_Exercise task_
For each line below that contains the string "Administrator", copy that line.

★ ★ ★ ★

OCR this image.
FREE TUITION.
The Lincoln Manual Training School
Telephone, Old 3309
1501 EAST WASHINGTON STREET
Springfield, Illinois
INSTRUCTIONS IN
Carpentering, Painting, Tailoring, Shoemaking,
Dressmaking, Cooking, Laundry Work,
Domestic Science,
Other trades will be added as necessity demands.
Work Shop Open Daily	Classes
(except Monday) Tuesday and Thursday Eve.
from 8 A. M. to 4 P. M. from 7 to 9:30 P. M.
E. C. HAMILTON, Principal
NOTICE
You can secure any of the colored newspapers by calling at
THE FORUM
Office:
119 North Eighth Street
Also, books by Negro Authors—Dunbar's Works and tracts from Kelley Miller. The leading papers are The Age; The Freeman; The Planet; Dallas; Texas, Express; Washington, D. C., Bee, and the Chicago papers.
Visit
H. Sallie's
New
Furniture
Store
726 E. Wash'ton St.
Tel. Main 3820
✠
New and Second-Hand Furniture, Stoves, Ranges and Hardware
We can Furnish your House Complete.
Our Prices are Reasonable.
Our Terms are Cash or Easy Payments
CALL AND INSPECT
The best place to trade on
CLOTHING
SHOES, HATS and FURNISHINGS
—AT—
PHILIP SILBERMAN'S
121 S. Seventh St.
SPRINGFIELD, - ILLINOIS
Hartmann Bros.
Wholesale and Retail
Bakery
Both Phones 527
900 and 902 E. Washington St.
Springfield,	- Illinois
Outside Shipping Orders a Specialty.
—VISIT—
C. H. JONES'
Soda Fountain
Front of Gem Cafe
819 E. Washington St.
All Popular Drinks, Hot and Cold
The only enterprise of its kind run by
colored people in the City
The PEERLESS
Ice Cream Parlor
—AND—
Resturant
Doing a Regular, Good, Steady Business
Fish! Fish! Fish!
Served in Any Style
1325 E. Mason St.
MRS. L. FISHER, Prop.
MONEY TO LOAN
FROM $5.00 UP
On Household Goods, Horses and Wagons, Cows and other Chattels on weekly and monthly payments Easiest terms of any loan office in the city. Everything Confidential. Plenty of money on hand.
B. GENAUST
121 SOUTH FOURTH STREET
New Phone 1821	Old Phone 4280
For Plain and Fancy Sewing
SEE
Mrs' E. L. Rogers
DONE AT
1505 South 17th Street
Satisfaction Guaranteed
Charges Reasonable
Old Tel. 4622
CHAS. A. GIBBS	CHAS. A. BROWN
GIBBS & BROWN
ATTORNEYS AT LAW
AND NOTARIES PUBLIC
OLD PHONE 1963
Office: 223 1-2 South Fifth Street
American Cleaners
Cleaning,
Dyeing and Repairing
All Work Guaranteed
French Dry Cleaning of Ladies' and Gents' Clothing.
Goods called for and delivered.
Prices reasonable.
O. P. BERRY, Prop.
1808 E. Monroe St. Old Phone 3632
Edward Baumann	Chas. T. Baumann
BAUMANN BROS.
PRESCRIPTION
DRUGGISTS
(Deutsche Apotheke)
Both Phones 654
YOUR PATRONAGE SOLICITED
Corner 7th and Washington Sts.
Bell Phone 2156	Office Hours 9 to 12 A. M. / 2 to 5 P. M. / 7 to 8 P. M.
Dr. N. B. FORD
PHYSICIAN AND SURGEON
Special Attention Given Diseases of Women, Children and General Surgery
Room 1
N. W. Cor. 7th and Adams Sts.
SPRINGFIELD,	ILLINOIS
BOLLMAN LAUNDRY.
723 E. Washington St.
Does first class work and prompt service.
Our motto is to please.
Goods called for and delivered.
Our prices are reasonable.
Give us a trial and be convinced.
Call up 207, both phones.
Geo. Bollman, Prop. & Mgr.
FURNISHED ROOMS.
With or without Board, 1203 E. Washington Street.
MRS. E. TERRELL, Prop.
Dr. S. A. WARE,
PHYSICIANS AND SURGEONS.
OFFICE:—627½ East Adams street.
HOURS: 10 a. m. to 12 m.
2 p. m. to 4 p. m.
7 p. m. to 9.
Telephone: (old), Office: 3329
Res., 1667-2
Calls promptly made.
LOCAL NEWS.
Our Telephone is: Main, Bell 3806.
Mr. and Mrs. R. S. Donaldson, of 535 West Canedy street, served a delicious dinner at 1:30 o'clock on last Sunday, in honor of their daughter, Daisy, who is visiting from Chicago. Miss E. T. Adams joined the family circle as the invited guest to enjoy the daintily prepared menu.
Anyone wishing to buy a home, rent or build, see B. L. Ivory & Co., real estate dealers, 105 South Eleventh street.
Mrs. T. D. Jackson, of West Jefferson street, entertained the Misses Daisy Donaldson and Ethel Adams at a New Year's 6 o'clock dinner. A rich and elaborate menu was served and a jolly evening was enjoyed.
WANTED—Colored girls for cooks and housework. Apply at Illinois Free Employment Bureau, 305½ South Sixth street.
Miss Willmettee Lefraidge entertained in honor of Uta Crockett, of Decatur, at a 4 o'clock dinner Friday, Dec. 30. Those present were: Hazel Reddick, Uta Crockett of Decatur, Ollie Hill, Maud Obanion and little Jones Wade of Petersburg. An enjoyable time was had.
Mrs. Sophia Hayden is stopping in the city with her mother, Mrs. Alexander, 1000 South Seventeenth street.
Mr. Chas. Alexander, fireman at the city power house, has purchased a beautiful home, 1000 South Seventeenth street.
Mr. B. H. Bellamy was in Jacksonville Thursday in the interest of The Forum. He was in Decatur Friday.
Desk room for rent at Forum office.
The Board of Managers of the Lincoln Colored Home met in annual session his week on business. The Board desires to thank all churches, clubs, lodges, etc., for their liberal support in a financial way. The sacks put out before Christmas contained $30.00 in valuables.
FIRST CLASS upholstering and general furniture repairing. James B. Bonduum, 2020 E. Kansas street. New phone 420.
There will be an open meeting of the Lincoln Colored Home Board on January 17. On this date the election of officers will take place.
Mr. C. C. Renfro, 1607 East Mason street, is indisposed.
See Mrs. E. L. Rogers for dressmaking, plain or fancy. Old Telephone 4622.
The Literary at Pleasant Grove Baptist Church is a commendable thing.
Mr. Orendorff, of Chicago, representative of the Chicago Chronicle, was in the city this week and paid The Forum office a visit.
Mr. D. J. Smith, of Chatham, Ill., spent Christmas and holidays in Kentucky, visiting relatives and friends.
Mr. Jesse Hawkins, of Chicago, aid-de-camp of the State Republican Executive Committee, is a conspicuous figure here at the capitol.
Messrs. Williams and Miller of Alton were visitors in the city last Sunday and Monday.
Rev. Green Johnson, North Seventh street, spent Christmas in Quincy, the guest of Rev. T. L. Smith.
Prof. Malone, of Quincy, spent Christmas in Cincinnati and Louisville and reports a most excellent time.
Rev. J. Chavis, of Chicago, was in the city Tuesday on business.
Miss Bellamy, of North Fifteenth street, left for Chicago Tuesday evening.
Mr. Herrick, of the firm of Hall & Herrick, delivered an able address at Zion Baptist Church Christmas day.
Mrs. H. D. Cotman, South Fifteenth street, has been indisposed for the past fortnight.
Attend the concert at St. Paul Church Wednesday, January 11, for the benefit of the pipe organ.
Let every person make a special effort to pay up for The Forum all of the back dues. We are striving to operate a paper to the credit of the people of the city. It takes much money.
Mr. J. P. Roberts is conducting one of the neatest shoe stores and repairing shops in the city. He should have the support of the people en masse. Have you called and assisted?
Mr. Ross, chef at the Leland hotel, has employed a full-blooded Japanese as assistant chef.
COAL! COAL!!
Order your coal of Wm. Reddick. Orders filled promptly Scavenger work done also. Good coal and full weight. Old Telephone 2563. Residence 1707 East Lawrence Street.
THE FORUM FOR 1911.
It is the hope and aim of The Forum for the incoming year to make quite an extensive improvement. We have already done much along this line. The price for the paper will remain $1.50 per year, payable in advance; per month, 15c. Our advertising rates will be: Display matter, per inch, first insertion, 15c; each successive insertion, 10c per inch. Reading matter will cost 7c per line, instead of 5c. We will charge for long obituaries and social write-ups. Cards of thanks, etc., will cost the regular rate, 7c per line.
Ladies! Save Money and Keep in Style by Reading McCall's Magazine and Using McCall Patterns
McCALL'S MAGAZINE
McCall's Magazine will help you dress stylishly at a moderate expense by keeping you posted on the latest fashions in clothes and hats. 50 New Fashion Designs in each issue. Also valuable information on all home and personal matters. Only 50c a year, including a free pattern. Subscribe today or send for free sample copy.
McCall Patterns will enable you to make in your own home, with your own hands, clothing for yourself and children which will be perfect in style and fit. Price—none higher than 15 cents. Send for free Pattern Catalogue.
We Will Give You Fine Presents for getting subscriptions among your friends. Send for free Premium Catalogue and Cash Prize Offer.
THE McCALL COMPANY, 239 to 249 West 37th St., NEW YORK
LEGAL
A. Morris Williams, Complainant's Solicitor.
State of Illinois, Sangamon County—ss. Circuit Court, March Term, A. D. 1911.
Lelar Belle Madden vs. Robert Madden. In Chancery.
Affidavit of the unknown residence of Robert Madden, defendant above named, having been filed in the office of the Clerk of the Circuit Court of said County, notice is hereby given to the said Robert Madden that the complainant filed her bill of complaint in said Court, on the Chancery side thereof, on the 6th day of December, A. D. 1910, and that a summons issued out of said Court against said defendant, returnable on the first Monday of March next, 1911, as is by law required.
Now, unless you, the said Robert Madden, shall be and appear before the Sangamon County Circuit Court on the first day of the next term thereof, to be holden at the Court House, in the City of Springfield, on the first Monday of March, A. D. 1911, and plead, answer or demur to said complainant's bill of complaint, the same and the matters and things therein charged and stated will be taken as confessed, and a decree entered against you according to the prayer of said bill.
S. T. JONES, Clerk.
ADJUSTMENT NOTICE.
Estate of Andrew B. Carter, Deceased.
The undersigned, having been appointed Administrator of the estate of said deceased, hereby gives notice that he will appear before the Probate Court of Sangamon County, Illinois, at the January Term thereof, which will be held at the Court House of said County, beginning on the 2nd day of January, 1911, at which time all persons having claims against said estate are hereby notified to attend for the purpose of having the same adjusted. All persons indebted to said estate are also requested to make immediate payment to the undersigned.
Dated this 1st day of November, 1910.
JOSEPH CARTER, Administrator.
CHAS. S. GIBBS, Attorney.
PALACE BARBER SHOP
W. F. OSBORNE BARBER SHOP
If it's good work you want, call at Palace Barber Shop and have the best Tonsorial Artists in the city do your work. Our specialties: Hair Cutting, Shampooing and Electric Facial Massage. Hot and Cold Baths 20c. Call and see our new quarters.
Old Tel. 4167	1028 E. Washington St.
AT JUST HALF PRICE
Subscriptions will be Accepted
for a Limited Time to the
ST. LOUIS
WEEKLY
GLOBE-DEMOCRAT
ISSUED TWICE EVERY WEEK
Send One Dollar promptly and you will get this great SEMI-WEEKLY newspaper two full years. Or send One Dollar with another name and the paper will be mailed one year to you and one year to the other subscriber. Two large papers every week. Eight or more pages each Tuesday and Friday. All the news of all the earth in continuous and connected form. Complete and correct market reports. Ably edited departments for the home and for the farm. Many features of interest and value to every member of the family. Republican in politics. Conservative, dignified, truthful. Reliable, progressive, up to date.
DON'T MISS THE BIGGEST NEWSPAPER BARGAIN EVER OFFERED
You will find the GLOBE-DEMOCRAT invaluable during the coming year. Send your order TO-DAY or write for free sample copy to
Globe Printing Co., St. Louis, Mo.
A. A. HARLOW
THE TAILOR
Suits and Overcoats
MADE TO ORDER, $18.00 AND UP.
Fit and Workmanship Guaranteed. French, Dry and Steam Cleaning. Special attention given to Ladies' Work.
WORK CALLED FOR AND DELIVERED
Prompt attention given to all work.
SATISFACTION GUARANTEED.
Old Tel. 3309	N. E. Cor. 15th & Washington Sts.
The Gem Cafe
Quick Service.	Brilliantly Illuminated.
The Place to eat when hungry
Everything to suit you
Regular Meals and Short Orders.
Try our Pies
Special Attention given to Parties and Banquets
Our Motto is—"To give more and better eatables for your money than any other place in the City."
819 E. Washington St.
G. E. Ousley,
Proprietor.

★ ★ ★ ★

_Correct result_
The undersigned, having been appointed Administrator of the estate of said deceased, hereby gives notice that he will appear before the Probate Court of Sangamon County, Illinois, at the January Term thereof, which will be held at the Court House of said County, beginning on the 2nd day of January, 1911, at which time all persons having claims against said estate are hereby notified to attend for the purpose of having the same adjusted. All persons indebted to said estate are also requested to make immediate payment to the undersigned.
JOSEPH CARTER, Administrator.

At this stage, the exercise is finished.